● **WRITTEN INSTRUCTION**
Look through the data and write out every line with the word "acord" in it.

● **RECORDS TO USE**

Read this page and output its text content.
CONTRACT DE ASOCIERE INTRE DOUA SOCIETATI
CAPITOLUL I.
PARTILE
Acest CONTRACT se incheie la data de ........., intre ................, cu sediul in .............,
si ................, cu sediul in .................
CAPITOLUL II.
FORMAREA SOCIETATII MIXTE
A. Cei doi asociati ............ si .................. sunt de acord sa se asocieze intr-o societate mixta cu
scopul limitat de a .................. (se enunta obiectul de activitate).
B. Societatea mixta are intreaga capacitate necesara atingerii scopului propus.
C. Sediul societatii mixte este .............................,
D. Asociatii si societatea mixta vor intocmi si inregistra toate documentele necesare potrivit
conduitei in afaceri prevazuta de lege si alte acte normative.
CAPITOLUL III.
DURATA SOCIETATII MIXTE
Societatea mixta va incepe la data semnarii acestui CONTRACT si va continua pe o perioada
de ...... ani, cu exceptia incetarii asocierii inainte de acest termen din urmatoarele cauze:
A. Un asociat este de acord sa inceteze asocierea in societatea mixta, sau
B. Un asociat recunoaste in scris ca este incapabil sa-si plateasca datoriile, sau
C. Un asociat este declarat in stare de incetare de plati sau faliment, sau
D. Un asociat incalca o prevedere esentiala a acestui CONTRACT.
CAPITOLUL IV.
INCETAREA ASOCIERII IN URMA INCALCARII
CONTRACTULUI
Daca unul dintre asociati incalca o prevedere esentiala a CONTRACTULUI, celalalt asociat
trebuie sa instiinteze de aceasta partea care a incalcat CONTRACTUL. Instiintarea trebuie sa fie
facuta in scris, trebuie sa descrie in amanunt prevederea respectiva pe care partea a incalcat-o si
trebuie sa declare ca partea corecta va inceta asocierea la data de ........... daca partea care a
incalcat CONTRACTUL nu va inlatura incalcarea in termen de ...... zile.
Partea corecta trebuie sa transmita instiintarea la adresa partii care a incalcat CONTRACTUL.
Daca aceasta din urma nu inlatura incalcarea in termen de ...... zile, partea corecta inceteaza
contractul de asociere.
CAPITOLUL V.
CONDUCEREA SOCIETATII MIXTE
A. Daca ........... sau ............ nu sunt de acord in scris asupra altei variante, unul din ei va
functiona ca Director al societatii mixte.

● **TASK SOLUTION**
A. Cei doi asociati ............ si .................. sunt de acord sa se asocieze intr-o societate mixta cu
A. Un asociat este de acord sa inceteze asocierea in societatea mixta, sau
A. Daca ........... sau ............ nu sunt de acord in scris asupra altei variante, unul din ei va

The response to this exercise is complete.